■ **Given information**:
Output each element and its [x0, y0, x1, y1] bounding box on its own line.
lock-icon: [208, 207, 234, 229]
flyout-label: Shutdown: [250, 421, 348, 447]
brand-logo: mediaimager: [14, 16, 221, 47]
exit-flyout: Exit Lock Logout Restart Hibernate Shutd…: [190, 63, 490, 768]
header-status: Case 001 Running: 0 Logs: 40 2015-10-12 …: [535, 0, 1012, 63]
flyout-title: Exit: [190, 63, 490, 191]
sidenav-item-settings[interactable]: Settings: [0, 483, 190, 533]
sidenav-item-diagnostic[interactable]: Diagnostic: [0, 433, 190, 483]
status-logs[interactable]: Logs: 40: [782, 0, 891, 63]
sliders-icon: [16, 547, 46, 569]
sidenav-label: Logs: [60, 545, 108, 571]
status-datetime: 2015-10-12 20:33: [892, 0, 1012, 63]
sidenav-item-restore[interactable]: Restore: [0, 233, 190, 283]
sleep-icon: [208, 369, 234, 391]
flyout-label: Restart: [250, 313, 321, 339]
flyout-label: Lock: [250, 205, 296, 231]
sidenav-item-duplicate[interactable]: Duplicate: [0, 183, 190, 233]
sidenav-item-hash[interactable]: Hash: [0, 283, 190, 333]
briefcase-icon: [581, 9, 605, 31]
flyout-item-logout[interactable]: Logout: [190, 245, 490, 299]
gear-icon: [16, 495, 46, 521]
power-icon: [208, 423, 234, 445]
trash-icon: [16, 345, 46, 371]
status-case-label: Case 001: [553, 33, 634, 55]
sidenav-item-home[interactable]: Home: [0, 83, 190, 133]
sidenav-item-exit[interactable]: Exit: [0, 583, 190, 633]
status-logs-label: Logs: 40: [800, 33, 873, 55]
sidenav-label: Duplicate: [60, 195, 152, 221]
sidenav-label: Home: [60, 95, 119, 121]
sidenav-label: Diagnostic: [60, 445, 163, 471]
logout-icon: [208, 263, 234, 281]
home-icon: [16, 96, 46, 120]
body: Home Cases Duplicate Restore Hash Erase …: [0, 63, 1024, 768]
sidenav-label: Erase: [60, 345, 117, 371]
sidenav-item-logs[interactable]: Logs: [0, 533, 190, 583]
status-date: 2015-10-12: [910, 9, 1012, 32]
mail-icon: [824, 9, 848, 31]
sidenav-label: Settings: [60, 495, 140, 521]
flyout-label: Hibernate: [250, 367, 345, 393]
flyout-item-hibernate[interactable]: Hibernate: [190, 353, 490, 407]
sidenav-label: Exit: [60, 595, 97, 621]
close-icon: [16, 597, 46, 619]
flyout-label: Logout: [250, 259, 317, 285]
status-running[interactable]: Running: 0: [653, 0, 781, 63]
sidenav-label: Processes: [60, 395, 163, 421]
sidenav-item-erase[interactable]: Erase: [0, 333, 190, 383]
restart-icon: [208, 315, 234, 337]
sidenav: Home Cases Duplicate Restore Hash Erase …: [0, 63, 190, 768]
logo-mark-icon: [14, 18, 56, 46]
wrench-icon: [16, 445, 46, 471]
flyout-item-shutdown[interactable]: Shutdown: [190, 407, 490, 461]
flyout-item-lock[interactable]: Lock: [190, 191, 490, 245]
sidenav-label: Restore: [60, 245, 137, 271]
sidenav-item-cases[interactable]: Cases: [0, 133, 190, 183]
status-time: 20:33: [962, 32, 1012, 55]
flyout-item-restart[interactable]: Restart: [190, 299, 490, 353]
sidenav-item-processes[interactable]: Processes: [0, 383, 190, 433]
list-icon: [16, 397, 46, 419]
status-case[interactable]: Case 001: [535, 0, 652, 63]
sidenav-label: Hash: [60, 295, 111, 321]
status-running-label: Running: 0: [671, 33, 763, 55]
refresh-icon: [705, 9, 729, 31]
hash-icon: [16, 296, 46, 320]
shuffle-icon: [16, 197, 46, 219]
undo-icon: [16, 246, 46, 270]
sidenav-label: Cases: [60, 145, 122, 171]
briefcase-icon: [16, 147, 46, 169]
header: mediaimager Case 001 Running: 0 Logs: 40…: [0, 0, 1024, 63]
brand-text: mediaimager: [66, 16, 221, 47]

■ **Stated exercise**: Copy the data verbatim, from its first line up to and including the line that contains "close-icon: [16, 597, 46, 619]".

■ **Output below**:
Output each element and its [x0, y0, x1, y1] bounding box on its own line.
lock-icon: [208, 207, 234, 229]
flyout-label: Shutdown: [250, 421, 348, 447]
brand-logo: mediaimager: [14, 16, 221, 47]
exit-flyout: Exit Lock Logout Restart Hibernate Shutd…: [190, 63, 490, 768]
header-status: Case 001 Running: 0 Logs: 40 2015-10-12 …: [535, 0, 1012, 63]
flyout-title: Exit: [190, 63, 490, 191]
sidenav-item-settings[interactable]: Settings: [0, 483, 190, 533]
sidenav-item-diagnostic[interactable]: Diagnostic: [0, 433, 190, 483]
status-logs[interactable]: Logs: 40: [782, 0, 891, 63]
sliders-icon: [16, 547, 46, 569]
sidenav-label: Logs: [60, 545, 108, 571]
status-datetime: 2015-10-12 20:33: [892, 0, 1012, 63]
sidenav-item-restore[interactable]: Restore: [0, 233, 190, 283]
sleep-icon: [208, 369, 234, 391]
flyout-label: Restart: [250, 313, 321, 339]
flyout-label: Lock: [250, 205, 296, 231]
sidenav-item-duplicate[interactable]: Duplicate: [0, 183, 190, 233]
sidenav-item-hash[interactable]: Hash: [0, 283, 190, 333]
briefcase-icon: [581, 9, 605, 31]
flyout-item-logout[interactable]: Logout: [190, 245, 490, 299]
gear-icon: [16, 495, 46, 521]
power-icon: [208, 423, 234, 445]
trash-icon: [16, 345, 46, 371]
status-case-label: Case 001: [553, 33, 634, 55]
sidenav-item-home[interactable]: Home: [0, 83, 190, 133]
sidenav-item-exit[interactable]: Exit: [0, 583, 190, 633]
status-logs-label: Logs: 40: [800, 33, 873, 55]
sidenav-label: Duplicate: [60, 195, 152, 221]
sidenav-label: Home: [60, 95, 119, 121]
sidenav-label: Diagnostic: [60, 445, 163, 471]
logout-icon: [208, 263, 234, 281]
home-icon: [16, 96, 46, 120]
body: Home Cases Duplicate Restore Hash Erase …: [0, 63, 1024, 768]
sidenav-label: Erase: [60, 345, 117, 371]
sidenav-item-logs[interactable]: Logs: [0, 533, 190, 583]
status-date: 2015-10-12: [910, 9, 1012, 32]
mail-icon: [824, 9, 848, 31]
sidenav-label: Settings: [60, 495, 140, 521]
flyout-label: Hibernate: [250, 367, 345, 393]
flyout-item-hibernate[interactable]: Hibernate: [190, 353, 490, 407]
sidenav-label: Exit: [60, 595, 97, 621]
close-icon: [16, 597, 46, 619]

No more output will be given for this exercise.